GIVEN DATA >>
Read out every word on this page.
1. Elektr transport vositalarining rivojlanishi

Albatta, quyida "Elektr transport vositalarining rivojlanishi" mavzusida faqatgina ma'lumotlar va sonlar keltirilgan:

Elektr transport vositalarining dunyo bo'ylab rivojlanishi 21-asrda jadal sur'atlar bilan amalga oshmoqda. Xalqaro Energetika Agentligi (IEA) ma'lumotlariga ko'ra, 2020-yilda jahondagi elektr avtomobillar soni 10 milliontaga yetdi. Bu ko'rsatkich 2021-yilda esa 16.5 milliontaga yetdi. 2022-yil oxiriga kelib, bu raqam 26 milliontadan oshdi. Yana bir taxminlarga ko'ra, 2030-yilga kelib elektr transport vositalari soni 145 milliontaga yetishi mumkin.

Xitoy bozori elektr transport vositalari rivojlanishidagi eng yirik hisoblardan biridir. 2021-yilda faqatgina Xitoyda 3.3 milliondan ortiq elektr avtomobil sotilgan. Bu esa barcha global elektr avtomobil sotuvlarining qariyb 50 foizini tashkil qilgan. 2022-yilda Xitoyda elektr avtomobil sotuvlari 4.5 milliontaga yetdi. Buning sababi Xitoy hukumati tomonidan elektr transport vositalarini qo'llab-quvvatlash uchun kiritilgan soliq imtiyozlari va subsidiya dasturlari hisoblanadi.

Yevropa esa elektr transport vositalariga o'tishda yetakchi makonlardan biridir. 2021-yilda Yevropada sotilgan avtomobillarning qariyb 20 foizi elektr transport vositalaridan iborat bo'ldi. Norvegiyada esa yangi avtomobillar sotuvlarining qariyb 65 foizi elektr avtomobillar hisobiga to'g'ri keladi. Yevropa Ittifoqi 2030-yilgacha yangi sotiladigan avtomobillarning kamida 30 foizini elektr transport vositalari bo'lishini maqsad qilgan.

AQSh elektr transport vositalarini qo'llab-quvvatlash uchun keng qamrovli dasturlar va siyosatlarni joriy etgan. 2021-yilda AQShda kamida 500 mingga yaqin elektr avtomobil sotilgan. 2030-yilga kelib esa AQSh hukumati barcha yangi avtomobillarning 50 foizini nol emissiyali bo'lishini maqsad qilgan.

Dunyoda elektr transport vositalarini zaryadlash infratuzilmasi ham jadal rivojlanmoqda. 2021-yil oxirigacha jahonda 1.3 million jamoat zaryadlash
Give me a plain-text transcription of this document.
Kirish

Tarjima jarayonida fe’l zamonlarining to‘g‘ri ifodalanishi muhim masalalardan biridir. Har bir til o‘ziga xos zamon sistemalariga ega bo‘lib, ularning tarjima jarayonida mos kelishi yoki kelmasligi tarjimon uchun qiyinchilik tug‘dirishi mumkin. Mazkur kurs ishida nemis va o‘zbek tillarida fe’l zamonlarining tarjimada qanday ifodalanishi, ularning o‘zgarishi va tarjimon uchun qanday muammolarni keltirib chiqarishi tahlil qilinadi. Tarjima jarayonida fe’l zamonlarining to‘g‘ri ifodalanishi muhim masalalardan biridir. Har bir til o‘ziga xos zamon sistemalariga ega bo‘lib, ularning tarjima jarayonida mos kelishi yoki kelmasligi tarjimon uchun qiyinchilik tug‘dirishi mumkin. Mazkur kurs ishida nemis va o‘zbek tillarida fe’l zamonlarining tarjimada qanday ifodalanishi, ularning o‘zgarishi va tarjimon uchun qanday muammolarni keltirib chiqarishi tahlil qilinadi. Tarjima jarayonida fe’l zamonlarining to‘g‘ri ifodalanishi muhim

WORK TO BE COMPLETED >> Give back the whole listing exactly as it reads.

ANSWER FOR THE TASK >>
Read out every word on this page.
1. Elektr transport vositalarining rivojlanishi

Albatta, quyida "Elektr transport vositalarining rivojlanishi" mavzusida faqatgina ma'lumotlar va sonlar keltirilgan:

Elektr transport vositalarining dunyo bo'ylab rivojlanishi 21-asrda jadal sur'atlar bilan amalga oshmoqda. Xalqaro Energetika Agentligi (IEA) ma'lumotlariga ko'ra, 2020-yilda jahondagi elektr avtomobillar soni 10 milliontaga yetdi. Bu ko'rsatkich 2021-yilda esa 16.5 milliontaga yetdi. 2022-yil oxiriga kelib, bu raqam 26 milliontadan oshdi. Yana bir taxminlarga ko'ra, 2030-yilga kelib elektr transport vositalari soni 145 milliontaga yetishi mumkin.

Xitoy bozori elektr transport vositalari rivojlanishidagi eng yirik hisoblardan biridir. 2021-yilda faqatgina Xitoyda 3.3 milliondan ortiq elektr avtomobil sotilgan. Bu esa barcha global elektr avtomobil sotuvlarining qariyb 50 foizini tashkil qilgan. 2022-yilda Xitoyda elektr avtomobil sotuvlari 4.5 milliontaga yetdi. Buning sababi Xitoy hukumati tomonidan elektr transport vositalarini qo'llab-quvvatlash uchun kiritilgan soliq imtiyozlari va subsidiya dasturlari hisoblanadi.

Yevropa esa elektr transport vositalariga o'tishda yetakchi makonlardan biridir. 2021-yilda Yevropada sotilgan avtomobillarning qariyb 20 foizi elektr transport vositalaridan iborat bo'ldi. Norvegiyada esa yangi avtomobillar sotuvlarining qariyb 65 foizi elektr avtomobillar hisobiga to'g'ri keladi. Yevropa Ittifoqi 2030-yilgacha yangi sotiladigan avtomobillarning kamida 30 foizini elektr transport vositalari bo'lishini maqsad qilgan.

AQSh elektr transport vositalarini qo'llab-quvvatlash uchun keng qamrovli dasturlar va siyosatlarni joriy etgan. 2021-yilda AQShda kamida 500 mingga yaqin elektr avtomobil sotilgan. 2030-yilga kelib esa AQSh hukumati barcha yangi avtomobillarning 50 foizini nol emissiyali bo'lishini maqsad qilgan.

Dunyoda elektr transport vositalarini zaryadlash infratuzilmasi ham jadal rivojlanmoqda. 2021-yil oxirigacha jahonda 1.3 million jamoat zaryadlash
Give me a plain-text transcription of this document.
Kirish

Tarjima jarayonida fe’l zamonlarining to‘g‘ri ifodalanishi muhim masalalardan biridir. Har bir til o‘ziga xos zamon sistemalariga ega bo‘lib, ularning tarjima jarayonida mos kelishi yoki kelmasligi tarjimon uchun qiyinchilik tug‘dirishi mumkin. Mazkur kurs ishida nemis va o‘zbek tillarida fe’l zamonlarining tarjimada qanday ifodalanishi, ularning o‘zgarishi va tarjimon uchun qanday muammolarni keltirib chiqarishi tahlil qilinadi. Tarjima jarayonida fe’l zamonlarining to‘g‘ri ifodalanishi muhim masalalardan biridir. Har bir til o‘ziga xos zamon sistemalariga ega bo‘lib, ularning tarjima jarayonida mos kelishi yoki kelmasligi tarjimon uchun qiyinchilik tug‘dirishi mumkin. Mazkur kurs ishida nemis va o‘zbek tillarida fe’l zamonlarining tarjimada qanday ifodalanishi, ularning o‘zgarishi va tarjimon uchun qanday muammolarni keltirib chiqarishi tahlil qilinadi. Tarjima jarayonida fe’l zamonlarining to‘g‘ri ifodalanishi muhim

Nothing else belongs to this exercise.